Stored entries

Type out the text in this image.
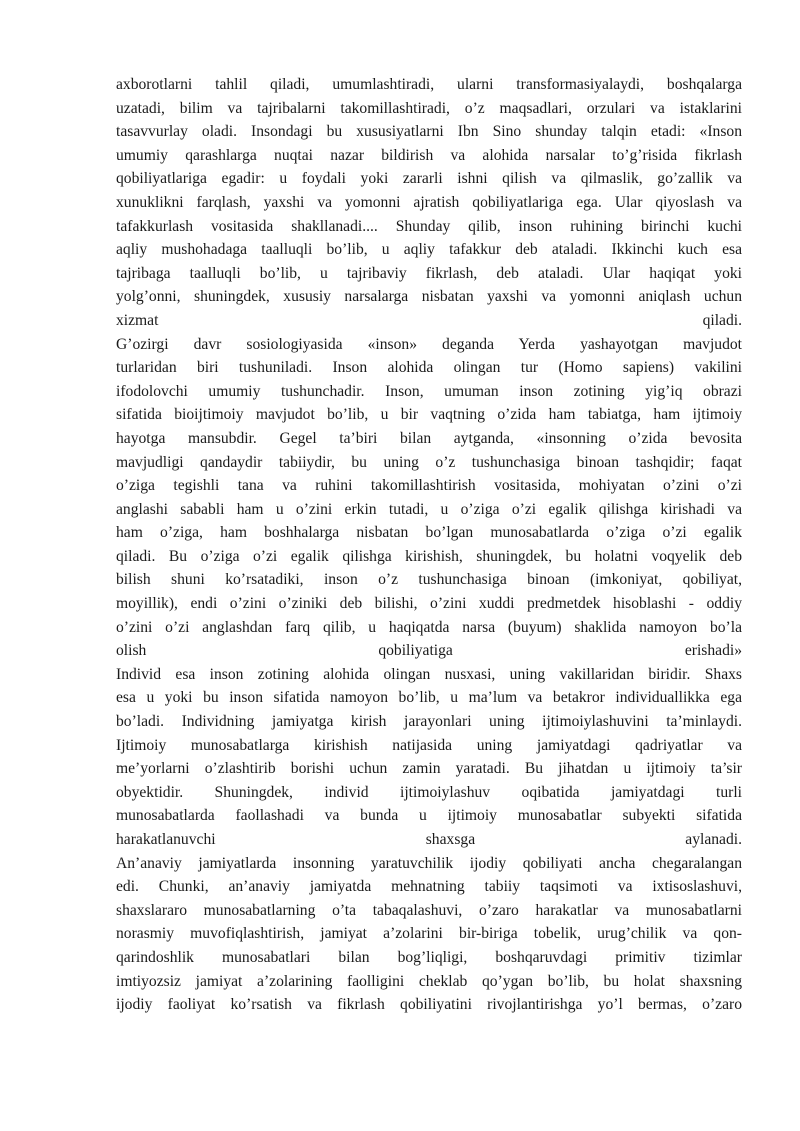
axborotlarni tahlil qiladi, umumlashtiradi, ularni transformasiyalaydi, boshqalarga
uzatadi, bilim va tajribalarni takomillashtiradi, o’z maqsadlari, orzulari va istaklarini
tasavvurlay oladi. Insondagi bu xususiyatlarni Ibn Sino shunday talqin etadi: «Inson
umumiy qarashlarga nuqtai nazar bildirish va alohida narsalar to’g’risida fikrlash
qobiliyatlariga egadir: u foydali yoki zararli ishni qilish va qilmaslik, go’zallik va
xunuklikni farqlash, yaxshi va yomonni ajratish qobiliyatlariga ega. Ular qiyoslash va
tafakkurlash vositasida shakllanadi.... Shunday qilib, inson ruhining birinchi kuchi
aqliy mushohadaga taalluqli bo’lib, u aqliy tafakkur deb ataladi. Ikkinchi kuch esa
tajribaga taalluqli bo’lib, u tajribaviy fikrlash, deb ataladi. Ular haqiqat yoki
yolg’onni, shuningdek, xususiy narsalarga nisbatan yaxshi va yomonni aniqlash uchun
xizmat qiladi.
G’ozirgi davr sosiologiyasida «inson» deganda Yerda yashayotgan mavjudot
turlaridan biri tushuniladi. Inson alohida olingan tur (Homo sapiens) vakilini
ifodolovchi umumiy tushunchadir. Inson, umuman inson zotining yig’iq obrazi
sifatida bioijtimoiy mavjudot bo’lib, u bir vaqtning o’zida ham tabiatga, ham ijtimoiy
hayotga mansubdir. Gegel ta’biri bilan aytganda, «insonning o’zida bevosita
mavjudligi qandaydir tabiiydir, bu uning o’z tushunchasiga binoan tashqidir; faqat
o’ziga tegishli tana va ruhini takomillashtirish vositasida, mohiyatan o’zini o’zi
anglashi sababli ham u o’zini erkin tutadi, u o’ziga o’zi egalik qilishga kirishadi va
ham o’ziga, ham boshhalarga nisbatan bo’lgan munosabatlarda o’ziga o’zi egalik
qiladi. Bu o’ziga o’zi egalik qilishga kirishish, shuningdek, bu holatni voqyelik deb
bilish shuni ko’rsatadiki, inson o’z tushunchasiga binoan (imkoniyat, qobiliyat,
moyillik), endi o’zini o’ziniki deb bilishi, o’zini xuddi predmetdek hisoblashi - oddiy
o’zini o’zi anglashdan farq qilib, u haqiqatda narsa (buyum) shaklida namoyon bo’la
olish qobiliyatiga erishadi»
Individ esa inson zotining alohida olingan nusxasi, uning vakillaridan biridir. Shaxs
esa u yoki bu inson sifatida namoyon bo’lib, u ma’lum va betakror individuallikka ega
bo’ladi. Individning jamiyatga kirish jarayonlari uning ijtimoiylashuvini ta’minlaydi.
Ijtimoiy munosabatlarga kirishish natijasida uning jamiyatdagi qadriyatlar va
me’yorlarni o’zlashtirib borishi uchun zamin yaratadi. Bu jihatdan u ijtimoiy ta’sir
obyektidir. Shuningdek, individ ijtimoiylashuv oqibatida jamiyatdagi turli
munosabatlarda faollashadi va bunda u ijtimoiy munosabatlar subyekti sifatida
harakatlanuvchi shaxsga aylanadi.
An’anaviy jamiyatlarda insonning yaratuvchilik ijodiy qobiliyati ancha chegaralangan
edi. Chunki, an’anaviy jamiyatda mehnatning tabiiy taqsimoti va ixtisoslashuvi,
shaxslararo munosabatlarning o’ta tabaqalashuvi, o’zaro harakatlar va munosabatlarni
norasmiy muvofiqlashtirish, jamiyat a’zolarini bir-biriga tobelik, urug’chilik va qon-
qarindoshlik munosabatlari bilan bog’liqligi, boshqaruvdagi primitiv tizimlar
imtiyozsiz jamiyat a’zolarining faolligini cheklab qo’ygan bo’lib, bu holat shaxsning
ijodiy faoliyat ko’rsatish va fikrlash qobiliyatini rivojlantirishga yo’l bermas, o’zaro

__WRITTEN PROBLEM__
Give back each entry exactly as it appears, with no pictures.

__EXPECTED OUTPUT__
Type out the text in this image.
axborotlarni tahlil qiladi, umumlashtiradi, ularni transformasiyalaydi, boshqalarga
uzatadi, bilim va tajribalarni takomillashtiradi, o’z maqsadlari, orzulari va istaklarini
tasavvurlay oladi. Insondagi bu xususiyatlarni Ibn Sino shunday talqin etadi: «Inson
umumiy qarashlarga nuqtai nazar bildirish va alohida narsalar to’g’risida fikrlash
qobiliyatlariga egadir: u foydali yoki zararli ishni qilish va qilmaslik, go’zallik va
xunuklikni farqlash, yaxshi va yomonni ajratish qobiliyatlariga ega. Ular qiyoslash va
tafakkurlash vositasida shakllanadi.... Shunday qilib, inson ruhining birinchi kuchi
aqliy mushohadaga taalluqli bo’lib, u aqliy tafakkur deb ataladi. Ikkinchi kuch esa
tajribaga taalluqli bo’lib, u tajribaviy fikrlash, deb ataladi. Ular haqiqat yoki
yolg’onni, shuningdek, xususiy narsalarga nisbatan yaxshi va yomonni aniqlash uchun
xizmat qiladi.
G’ozirgi davr sosiologiyasida «inson» deganda Yerda yashayotgan mavjudot
turlaridan biri tushuniladi. Inson alohida olingan tur (Homo sapiens) vakilini
ifodolovchi umumiy tushunchadir. Inson, umuman inson zotining yig’iq obrazi
sifatida bioijtimoiy mavjudot bo’lib, u bir vaqtning o’zida ham tabiatga, ham ijtimoiy
hayotga mansubdir. Gegel ta’biri bilan aytganda, «insonning o’zida bevosita
mavjudligi qandaydir tabiiydir, bu uning o’z tushunchasiga binoan tashqidir; faqat
o’ziga tegishli tana va ruhini takomillashtirish vositasida, mohiyatan o’zini o’zi
anglashi sababli ham u o’zini erkin tutadi, u o’ziga o’zi egalik qilishga kirishadi va
ham o’ziga, ham boshhalarga nisbatan bo’lgan munosabatlarda o’ziga o’zi egalik
qiladi. Bu o’ziga o’zi egalik qilishga kirishish, shuningdek, bu holatni voqyelik deb
bilish shuni ko’rsatadiki, inson o’z tushunchasiga binoan (imkoniyat, qobiliyat,
moyillik), endi o’zini o’ziniki deb bilishi, o’zini xuddi predmetdek hisoblashi - oddiy
o’zini o’zi anglashdan farq qilib, u haqiqatda narsa (buyum) shaklida namoyon bo’la
olish qobiliyatiga erishadi»
Individ esa inson zotining alohida olingan nusxasi, uning vakillaridan biridir. Shaxs
esa u yoki bu inson sifatida namoyon bo’lib, u ma’lum va betakror individuallikka ega
bo’ladi. Individning jamiyatga kirish jarayonlari uning ijtimoiylashuvini ta’minlaydi.
Ijtimoiy munosabatlarga kirishish natijasida uning jamiyatdagi qadriyatlar va
me’yorlarni o’zlashtirib borishi uchun zamin yaratadi. Bu jihatdan u ijtimoiy ta’sir
obyektidir. Shuningdek, individ ijtimoiylashuv oqibatida jamiyatdagi turli
munosabatlarda faollashadi va bunda u ijtimoiy munosabatlar subyekti sifatida
harakatlanuvchi shaxsga aylanadi.
An’anaviy jamiyatlarda insonning yaratuvchilik ijodiy qobiliyati ancha chegaralangan
edi. Chunki, an’anaviy jamiyatda mehnatning tabiiy taqsimoti va ixtisoslashuvi,
shaxslararo munosabatlarning o’ta tabaqalashuvi, o’zaro harakatlar va munosabatlarni
norasmiy muvofiqlashtirish, jamiyat a’zolarini bir-biriga tobelik, urug’chilik va qon-
qarindoshlik munosabatlari bilan bog’liqligi, boshqaruvdagi primitiv tizimlar
imtiyozsiz jamiyat a’zolarining faolligini cheklab qo’ygan bo’lib, bu holat shaxsning
ijodiy faoliyat ko’rsatish va fikrlash qobiliyatini rivojlantirishga yo’l bermas, o’zaro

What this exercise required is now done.